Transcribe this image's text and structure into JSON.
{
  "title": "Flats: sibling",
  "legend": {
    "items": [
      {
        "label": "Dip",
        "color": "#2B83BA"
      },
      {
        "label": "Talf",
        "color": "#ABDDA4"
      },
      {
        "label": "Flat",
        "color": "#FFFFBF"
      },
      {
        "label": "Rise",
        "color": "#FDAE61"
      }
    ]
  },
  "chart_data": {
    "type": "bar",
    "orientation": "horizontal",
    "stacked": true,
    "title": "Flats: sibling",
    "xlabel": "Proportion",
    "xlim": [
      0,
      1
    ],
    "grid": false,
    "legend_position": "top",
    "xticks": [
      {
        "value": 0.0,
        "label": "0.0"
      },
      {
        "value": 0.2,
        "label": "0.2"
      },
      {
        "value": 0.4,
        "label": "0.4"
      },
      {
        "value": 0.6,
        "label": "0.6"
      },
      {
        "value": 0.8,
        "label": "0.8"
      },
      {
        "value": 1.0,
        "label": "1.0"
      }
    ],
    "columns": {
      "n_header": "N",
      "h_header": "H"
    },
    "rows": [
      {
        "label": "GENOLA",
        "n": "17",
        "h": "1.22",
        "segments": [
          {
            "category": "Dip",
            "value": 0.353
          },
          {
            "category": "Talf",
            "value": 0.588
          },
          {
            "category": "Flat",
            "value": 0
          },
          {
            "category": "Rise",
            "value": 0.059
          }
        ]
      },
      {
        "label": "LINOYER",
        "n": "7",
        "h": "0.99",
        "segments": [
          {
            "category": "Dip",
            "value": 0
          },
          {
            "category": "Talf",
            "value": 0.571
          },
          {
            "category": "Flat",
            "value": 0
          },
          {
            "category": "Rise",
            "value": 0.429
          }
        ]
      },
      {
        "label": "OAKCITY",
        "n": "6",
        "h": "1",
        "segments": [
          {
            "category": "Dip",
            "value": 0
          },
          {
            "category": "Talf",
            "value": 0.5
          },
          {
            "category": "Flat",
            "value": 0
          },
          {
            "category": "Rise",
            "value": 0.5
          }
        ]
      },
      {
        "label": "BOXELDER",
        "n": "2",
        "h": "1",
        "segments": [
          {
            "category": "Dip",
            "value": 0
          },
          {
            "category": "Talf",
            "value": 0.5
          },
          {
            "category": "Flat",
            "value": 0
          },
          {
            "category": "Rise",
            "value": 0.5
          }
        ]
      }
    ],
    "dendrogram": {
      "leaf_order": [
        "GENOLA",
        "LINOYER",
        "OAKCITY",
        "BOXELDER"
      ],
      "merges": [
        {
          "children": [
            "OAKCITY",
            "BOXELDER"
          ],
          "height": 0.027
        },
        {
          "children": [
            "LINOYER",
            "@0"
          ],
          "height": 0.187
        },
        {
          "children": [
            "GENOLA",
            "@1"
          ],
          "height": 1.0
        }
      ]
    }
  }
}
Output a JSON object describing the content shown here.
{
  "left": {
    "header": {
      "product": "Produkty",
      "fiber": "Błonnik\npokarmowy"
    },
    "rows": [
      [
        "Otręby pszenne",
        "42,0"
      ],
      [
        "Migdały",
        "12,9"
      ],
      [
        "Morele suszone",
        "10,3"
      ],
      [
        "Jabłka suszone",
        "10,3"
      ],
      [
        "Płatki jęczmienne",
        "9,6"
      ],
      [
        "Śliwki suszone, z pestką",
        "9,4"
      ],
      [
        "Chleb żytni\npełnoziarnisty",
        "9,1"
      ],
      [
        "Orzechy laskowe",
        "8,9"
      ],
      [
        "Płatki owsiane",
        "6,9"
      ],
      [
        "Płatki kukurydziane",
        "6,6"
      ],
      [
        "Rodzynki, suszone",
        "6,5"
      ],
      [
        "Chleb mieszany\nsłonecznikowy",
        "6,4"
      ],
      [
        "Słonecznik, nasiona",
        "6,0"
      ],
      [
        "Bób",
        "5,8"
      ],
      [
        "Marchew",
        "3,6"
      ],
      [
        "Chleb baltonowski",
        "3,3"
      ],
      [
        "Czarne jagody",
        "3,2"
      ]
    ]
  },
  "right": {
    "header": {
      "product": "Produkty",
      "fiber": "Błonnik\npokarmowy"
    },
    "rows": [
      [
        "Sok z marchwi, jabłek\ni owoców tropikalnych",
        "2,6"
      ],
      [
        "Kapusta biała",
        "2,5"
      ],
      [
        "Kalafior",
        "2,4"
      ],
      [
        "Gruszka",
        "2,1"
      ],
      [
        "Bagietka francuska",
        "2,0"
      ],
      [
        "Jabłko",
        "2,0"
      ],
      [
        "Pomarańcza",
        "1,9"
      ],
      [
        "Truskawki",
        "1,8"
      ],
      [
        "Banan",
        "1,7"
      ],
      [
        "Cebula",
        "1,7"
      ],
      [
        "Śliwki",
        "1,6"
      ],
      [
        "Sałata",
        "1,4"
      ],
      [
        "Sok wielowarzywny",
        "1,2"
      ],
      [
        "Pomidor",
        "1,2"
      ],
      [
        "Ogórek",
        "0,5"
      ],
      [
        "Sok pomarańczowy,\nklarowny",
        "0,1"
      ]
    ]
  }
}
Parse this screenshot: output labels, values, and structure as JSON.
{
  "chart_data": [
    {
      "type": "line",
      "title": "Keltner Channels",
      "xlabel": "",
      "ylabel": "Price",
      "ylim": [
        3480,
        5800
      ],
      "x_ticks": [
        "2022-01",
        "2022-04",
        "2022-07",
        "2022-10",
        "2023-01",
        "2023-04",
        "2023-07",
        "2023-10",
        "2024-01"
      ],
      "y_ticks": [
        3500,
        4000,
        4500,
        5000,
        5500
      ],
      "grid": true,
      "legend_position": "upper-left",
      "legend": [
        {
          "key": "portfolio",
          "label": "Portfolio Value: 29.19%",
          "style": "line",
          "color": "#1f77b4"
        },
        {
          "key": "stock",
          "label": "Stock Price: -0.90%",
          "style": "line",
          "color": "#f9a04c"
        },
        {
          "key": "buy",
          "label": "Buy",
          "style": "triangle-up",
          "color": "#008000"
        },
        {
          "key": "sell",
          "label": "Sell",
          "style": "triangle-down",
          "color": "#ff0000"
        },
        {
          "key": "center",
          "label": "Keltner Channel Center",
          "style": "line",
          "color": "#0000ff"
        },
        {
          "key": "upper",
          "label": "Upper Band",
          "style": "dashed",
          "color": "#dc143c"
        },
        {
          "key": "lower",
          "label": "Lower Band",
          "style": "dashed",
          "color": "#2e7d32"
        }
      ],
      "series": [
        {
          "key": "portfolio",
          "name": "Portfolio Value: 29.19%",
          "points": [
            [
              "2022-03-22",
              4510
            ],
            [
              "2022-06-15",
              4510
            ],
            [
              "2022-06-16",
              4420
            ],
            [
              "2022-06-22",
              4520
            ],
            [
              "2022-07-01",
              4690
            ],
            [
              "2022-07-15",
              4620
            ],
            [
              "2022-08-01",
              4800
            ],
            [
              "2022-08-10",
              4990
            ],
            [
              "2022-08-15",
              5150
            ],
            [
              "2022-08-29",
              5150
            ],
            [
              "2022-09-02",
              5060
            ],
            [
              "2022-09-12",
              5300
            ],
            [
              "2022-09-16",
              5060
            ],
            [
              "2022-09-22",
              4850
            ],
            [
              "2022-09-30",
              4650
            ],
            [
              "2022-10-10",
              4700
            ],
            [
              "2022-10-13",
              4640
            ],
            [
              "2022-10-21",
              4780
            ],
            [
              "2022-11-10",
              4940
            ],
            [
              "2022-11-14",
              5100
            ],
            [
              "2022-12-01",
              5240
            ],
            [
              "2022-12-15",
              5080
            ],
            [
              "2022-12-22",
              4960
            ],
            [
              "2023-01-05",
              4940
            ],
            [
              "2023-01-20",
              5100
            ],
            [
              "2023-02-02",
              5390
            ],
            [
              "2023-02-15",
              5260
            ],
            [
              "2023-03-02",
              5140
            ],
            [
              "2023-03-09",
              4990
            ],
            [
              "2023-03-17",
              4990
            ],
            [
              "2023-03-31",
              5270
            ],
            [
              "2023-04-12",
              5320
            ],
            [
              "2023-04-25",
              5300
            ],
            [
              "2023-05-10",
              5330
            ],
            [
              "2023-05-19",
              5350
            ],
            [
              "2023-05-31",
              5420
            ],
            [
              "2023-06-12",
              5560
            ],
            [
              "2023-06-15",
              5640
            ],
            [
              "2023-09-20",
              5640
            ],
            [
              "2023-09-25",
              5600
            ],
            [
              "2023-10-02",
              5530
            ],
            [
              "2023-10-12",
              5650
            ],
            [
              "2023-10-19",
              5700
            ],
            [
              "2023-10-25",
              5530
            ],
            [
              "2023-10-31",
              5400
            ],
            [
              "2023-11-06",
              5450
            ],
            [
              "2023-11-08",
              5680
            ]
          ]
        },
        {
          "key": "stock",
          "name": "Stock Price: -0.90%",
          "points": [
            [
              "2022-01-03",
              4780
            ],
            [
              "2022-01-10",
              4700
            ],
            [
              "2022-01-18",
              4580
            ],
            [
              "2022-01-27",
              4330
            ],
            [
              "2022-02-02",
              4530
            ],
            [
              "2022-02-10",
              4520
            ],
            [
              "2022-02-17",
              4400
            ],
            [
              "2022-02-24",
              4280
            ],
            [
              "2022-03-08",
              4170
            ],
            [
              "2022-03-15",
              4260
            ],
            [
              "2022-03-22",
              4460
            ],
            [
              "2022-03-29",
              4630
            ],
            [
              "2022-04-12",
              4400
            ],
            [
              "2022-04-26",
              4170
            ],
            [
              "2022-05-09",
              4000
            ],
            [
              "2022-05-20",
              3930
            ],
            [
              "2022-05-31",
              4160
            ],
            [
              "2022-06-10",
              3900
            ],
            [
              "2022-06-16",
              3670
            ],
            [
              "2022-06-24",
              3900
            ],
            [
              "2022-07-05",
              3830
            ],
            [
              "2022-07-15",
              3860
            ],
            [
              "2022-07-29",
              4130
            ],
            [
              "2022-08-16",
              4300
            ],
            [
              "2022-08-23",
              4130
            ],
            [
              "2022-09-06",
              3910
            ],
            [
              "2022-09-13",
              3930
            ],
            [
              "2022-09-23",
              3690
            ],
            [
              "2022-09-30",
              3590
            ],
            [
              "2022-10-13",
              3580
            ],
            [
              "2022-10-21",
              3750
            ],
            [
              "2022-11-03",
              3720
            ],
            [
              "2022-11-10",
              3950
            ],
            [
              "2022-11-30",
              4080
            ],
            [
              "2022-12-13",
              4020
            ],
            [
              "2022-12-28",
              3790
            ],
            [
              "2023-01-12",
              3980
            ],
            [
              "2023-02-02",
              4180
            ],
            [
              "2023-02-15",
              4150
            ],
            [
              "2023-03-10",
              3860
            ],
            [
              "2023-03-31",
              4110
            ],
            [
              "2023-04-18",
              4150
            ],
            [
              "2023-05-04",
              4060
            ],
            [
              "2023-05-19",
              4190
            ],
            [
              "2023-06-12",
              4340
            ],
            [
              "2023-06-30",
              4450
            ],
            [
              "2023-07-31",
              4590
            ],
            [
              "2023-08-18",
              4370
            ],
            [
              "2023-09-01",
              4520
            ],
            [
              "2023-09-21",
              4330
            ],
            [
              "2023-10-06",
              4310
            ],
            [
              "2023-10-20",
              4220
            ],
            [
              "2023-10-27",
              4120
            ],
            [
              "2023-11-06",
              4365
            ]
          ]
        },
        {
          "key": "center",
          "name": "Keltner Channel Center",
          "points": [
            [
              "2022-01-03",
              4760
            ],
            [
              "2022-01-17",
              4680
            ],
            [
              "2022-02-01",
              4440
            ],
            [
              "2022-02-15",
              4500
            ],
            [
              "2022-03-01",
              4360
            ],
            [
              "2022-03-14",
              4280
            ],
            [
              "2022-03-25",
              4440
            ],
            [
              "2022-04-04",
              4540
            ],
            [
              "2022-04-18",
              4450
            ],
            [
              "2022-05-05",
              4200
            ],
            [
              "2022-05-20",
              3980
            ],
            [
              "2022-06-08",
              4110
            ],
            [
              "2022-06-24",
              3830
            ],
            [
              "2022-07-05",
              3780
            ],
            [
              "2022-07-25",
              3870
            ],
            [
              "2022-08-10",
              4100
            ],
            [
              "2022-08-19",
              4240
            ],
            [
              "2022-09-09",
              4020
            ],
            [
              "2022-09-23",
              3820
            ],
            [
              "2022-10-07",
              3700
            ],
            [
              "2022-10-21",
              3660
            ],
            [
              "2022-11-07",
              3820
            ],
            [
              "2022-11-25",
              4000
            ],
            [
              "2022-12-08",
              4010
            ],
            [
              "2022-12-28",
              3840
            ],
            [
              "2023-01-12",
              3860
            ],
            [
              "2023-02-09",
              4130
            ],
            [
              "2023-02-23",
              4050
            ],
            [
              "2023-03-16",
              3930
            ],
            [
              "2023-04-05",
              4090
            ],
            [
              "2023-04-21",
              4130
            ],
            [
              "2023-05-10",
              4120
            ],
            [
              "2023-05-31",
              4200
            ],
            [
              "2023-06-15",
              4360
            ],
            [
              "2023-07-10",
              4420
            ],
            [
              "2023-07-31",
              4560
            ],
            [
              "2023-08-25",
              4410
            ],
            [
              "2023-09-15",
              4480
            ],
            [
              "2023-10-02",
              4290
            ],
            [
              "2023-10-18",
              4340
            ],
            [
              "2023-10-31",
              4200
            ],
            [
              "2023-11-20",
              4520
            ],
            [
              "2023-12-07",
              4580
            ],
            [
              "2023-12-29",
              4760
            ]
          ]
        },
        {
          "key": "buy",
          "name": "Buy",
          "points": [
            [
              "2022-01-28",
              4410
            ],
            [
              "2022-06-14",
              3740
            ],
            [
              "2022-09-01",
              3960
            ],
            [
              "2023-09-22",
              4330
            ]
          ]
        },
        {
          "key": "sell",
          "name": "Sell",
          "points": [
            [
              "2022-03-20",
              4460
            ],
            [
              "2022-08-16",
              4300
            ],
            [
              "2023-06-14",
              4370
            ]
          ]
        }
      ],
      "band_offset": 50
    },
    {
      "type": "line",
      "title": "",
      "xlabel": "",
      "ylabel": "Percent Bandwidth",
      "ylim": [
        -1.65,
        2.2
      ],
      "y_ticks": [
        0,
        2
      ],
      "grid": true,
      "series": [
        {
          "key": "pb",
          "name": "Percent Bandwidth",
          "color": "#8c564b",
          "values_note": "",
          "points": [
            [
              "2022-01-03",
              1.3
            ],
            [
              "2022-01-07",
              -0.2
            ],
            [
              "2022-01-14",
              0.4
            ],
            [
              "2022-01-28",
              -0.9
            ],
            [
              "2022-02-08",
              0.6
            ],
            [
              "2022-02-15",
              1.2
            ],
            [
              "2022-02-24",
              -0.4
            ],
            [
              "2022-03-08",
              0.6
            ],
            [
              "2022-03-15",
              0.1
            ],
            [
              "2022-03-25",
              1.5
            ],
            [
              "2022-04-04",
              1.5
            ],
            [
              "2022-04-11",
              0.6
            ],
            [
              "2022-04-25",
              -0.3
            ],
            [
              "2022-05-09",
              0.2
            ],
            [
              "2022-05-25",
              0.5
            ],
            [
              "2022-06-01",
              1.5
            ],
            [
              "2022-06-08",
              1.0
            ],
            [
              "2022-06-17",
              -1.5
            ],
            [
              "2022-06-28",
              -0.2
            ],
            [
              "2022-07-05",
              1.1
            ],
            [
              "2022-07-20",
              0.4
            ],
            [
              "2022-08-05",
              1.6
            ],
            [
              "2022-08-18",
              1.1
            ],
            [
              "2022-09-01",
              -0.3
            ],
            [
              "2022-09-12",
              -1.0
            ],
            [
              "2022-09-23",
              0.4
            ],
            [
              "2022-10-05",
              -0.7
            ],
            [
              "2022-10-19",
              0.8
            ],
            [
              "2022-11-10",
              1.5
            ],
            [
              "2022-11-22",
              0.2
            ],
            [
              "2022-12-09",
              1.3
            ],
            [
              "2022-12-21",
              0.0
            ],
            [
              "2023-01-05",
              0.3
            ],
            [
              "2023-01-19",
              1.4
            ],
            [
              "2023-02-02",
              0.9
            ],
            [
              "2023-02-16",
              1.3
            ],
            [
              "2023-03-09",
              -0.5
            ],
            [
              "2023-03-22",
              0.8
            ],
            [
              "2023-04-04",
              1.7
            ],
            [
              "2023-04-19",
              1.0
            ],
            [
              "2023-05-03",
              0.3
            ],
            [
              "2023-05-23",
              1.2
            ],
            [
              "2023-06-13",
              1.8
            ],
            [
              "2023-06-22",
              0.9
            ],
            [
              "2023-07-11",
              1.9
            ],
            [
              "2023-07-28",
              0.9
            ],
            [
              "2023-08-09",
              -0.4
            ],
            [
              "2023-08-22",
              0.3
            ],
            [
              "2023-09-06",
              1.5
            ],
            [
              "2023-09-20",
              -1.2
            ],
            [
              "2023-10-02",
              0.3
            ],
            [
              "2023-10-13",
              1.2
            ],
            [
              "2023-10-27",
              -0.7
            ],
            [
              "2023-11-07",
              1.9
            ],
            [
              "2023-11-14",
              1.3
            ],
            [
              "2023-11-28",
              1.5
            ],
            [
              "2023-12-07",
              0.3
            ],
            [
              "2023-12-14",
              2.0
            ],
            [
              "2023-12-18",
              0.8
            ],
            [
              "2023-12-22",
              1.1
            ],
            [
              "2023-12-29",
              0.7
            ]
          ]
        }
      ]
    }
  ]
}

- - -

SHORT TASK:
Gather each line in the entries above where the string "structure" is found.

EXERCISE SOLUTION:
Transcribe this image's text and structure into JSON.
Parse this screenshot: output labels, values, and structure as JSON.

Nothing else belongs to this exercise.